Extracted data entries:
# # # #

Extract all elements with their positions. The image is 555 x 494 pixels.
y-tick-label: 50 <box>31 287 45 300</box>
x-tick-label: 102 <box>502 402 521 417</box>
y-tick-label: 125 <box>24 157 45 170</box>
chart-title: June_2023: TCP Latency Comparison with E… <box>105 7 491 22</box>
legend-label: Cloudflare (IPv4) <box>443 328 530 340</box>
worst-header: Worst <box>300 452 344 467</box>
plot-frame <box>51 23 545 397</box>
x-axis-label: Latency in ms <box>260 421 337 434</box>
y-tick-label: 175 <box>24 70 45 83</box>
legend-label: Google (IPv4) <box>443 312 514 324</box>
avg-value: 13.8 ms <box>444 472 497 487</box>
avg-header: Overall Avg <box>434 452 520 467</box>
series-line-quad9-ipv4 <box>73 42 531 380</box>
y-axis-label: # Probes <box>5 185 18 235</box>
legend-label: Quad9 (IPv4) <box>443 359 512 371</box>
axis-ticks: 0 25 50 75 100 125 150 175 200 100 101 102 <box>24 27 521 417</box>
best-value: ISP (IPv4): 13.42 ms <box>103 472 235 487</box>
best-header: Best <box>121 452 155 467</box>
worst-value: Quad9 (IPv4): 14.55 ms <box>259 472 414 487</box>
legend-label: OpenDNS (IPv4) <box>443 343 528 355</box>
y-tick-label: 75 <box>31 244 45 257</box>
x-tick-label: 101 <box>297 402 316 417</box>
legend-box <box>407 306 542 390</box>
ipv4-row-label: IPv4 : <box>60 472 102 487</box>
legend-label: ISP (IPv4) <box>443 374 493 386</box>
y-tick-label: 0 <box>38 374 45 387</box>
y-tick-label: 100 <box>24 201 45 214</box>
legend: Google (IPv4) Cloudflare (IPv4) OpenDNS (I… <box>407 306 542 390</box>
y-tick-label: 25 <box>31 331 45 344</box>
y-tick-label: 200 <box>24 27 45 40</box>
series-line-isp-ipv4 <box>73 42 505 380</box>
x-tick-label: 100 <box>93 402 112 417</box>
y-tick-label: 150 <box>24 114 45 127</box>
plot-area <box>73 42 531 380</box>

# # # #

* WORK INSTRUCTIONS
Please identify each line of the material above that contains the string "worst". Letter case matters.

* RESPONSE TO THE TASK
worst-header: Worst <box>300 452 344 467</box>
worst-value: Quad9 (IPv4): 14.55 ms <box>259 472 414 487</box>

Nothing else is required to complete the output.